=== Stored data ===
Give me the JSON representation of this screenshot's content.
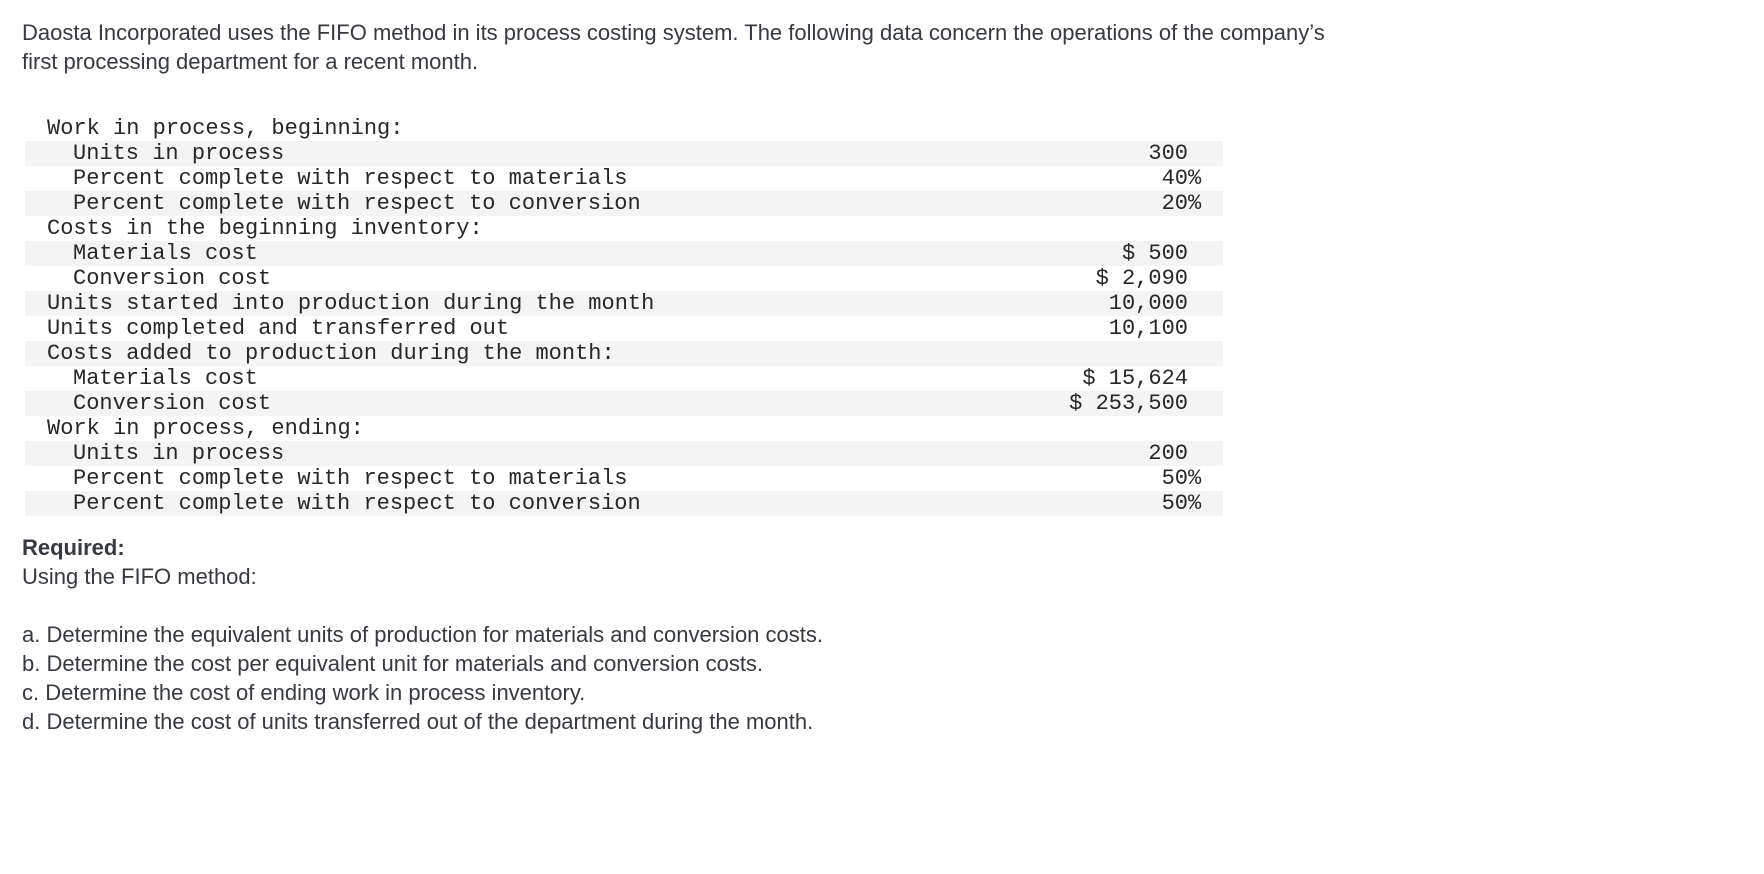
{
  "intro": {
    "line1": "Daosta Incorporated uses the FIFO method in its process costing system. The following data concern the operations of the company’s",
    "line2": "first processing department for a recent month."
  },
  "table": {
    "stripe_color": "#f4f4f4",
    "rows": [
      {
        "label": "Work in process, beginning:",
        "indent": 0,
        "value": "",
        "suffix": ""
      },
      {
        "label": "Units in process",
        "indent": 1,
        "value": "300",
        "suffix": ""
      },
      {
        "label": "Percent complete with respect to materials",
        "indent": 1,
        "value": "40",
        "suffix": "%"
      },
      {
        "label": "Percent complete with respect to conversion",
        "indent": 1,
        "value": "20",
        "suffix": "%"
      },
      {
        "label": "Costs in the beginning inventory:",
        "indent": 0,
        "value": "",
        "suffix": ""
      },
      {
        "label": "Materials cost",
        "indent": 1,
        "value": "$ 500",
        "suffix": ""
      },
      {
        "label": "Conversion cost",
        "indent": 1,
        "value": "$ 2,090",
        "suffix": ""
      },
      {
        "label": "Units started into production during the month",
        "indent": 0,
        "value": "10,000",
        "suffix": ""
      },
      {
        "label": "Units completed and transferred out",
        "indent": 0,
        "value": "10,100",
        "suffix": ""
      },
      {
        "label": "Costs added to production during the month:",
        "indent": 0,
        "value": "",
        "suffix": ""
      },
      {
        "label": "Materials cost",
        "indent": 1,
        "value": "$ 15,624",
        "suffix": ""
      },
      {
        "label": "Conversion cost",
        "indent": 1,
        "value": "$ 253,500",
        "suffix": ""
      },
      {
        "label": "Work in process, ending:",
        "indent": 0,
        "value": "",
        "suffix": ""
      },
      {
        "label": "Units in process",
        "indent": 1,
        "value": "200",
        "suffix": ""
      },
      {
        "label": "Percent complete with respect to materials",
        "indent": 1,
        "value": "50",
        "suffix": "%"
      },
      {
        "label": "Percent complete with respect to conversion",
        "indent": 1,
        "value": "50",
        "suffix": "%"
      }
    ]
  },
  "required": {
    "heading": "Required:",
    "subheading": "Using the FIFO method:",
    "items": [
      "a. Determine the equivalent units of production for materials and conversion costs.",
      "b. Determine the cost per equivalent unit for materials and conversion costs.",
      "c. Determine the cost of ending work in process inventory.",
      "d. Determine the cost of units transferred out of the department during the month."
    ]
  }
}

=== Objective ===
Set down the records in full and exactly. Do not carry over any image.

=== Full answer ===
Give me the JSON representation of this screenshot's content.
{
  "intro": {
    "line1": "Daosta Incorporated uses the FIFO method in its process costing system. The following data concern the operations of the company’s",
    "line2": "first processing department for a recent month."
  },
  "table": {
    "stripe_color": "#f4f4f4",
    "rows": [
      {
        "label": "Work in process, beginning:",
        "indent": 0,
        "value": "",
        "suffix": ""
      },
      {
        "label": "Units in process",
        "indent": 1,
        "value": "300",
        "suffix": ""
      },
      {
        "label": "Percent complete with respect to materials",
        "indent": 1,
        "value": "40",
        "suffix": "%"
      },
      {
        "label": "Percent complete with respect to conversion",
        "indent": 1,
        "value": "20",
        "suffix": "%"
      },
      {
        "label": "Costs in the beginning inventory:",
        "indent": 0,
        "value": "",
        "suffix": ""
      },
      {
        "label": "Materials cost",
        "indent": 1,
        "value": "$ 500",
        "suffix": ""
      },
      {
        "label": "Conversion cost",
        "indent": 1,
        "value": "$ 2,090",
        "suffix": ""
      },
      {
        "label": "Units started into production during the month",
        "indent": 0,
        "value": "10,000",
        "suffix": ""
      },
      {
        "label": "Units completed and transferred out",
        "indent": 0,
        "value": "10,100",
        "suffix": ""
      },
      {
        "label": "Costs added to production during the month:",
        "indent": 0,
        "value": "",
        "suffix": ""
      },
      {
        "label": "Materials cost",
        "indent": 1,
        "value": "$ 15,624",
        "suffix": ""
      },
      {
        "label": "Conversion cost",
        "indent": 1,
        "value": "$ 253,500",
        "suffix": ""
      },
      {
        "label": "Work in process, ending:",
        "indent": 0,
        "value": "",
        "suffix": ""
      },
      {
        "label": "Units in process",
        "indent": 1,
        "value": "200",
        "suffix": ""
      },
      {
        "label": "Percent complete with respect to materials",
        "indent": 1,
        "value": "50",
        "suffix": "%"
      },
      {
        "label": "Percent complete with respect to conversion",
        "indent": 1,
        "value": "50",
        "suffix": "%"
      }
    ]
  },
  "required": {
    "heading": "Required:",
    "subheading": "Using the FIFO method:",
    "items": [
      "a. Determine the equivalent units of production for materials and conversion costs.",
      "b. Determine the cost per equivalent unit for materials and conversion costs.",
      "c. Determine the cost of ending work in process inventory.",
      "d. Determine the cost of units transferred out of the department during the month."
    ]
  }
}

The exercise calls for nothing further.